THE PROBLEM » What follows is a listing. Return every line of it exactly.

Begin

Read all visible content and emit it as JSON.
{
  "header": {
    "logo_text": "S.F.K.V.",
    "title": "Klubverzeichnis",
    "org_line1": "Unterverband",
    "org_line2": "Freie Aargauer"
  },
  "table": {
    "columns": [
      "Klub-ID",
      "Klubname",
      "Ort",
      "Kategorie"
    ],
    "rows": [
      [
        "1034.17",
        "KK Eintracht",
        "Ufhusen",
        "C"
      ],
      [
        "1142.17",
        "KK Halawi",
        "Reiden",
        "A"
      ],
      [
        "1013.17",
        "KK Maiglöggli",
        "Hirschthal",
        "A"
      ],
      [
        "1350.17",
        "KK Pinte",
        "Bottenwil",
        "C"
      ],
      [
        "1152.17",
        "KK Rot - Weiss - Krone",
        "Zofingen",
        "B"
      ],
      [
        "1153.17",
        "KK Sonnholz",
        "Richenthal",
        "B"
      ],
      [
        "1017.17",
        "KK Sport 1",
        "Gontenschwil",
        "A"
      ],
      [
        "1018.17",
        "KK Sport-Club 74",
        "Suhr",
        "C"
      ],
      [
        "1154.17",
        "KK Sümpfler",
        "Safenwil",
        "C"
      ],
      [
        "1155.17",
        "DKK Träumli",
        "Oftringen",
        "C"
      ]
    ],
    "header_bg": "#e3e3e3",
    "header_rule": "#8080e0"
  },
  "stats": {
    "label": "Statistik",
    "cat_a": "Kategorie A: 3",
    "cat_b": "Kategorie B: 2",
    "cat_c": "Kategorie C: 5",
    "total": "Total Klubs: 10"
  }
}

End

ANSWER »
Read all visible content and emit it as JSON.
{
  "header": {
    "logo_text": "S.F.K.V.",
    "title": "Klubverzeichnis",
    "org_line1": "Unterverband",
    "org_line2": "Freie Aargauer"
  },
  "table": {
    "columns": [
      "Klub-ID",
      "Klubname",
      "Ort",
      "Kategorie"
    ],
    "rows": [
      [
        "1034.17",
        "KK Eintracht",
        "Ufhusen",
        "C"
      ],
      [
        "1142.17",
        "KK Halawi",
        "Reiden",
        "A"
      ],
      [
        "1013.17",
        "KK Maiglöggli",
        "Hirschthal",
        "A"
      ],
      [
        "1350.17",
        "KK Pinte",
        "Bottenwil",
        "C"
      ],
      [
        "1152.17",
        "KK Rot - Weiss - Krone",
        "Zofingen",
        "B"
      ],
      [
        "1153.17",
        "KK Sonnholz",
        "Richenthal",
        "B"
      ],
      [
        "1017.17",
        "KK Sport 1",
        "Gontenschwil",
        "A"
      ],
      [
        "1018.17",
        "KK Sport-Club 74",
        "Suhr",
        "C"
      ],
      [
        "1154.17",
        "KK Sümpfler",
        "Safenwil",
        "C"
      ],
      [
        "1155.17",
        "DKK Träumli",
        "Oftringen",
        "C"
      ]
    ],
    "header_bg": "#e3e3e3",
    "header_rule": "#8080e0"
  },
  "stats": {
    "label": "Statistik",
    "cat_a": "Kategorie A: 3",
    "cat_b": "Kategorie B: 2",
    "cat_c": "Kategorie C: 5",
    "total": "Total Klubs: 10"
  }
}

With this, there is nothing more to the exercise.